BEGIN Data section
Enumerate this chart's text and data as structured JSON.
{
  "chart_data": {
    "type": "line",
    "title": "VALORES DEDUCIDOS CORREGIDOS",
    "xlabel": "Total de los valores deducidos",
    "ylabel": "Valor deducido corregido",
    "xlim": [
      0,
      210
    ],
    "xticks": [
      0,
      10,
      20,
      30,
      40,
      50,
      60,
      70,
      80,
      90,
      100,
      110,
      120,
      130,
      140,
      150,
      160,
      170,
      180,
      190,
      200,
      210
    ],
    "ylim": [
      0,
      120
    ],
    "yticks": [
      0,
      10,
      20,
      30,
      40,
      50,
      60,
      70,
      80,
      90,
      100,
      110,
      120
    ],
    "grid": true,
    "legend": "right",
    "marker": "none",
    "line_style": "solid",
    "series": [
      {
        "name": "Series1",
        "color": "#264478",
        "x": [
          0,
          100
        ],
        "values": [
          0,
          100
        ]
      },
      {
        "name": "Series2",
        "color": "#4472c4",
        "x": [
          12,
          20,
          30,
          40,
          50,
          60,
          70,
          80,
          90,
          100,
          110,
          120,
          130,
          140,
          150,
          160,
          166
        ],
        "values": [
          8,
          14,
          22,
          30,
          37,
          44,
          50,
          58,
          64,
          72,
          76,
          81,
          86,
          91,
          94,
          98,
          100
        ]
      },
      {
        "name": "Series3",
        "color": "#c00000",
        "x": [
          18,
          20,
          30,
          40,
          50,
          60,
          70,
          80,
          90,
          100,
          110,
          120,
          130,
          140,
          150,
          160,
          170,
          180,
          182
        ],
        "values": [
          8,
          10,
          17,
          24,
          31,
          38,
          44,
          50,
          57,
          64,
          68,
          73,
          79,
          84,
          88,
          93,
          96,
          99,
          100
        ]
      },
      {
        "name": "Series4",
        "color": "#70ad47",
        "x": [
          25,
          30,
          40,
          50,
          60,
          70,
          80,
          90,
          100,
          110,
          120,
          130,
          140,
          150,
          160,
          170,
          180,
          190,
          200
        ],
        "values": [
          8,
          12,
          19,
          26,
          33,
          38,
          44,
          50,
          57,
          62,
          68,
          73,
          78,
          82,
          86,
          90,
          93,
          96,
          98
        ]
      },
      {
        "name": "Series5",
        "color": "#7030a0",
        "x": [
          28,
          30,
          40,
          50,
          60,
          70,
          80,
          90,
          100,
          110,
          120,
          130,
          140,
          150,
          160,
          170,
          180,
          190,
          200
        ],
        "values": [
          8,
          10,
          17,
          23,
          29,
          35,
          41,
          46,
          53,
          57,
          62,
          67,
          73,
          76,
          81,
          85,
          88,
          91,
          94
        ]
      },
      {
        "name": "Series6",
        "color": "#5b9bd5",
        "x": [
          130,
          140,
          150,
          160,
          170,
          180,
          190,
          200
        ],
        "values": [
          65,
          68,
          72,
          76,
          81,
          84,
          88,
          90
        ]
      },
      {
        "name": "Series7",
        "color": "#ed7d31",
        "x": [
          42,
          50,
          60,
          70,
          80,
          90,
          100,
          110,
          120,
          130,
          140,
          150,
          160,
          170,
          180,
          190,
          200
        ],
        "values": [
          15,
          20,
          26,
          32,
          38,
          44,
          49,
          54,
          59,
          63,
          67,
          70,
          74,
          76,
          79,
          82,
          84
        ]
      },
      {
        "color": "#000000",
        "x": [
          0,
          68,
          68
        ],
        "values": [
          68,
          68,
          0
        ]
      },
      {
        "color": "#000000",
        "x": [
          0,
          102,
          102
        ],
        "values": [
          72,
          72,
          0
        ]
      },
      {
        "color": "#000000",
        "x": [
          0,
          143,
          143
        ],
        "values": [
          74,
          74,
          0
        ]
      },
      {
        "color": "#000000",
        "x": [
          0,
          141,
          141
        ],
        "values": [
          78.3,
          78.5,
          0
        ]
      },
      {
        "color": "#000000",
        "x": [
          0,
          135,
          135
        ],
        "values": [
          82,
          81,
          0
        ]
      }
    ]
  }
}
END Data section
Exercise aim
In the entries above, find lines with "name" and copy each.

Solution to this exercise
        "name": "Series1",
        "name": "Series2",
        "name": "Series3",
        "name": "Series4",
        "name": "Series5",
        "name": "Series6",
        "name": "Series7",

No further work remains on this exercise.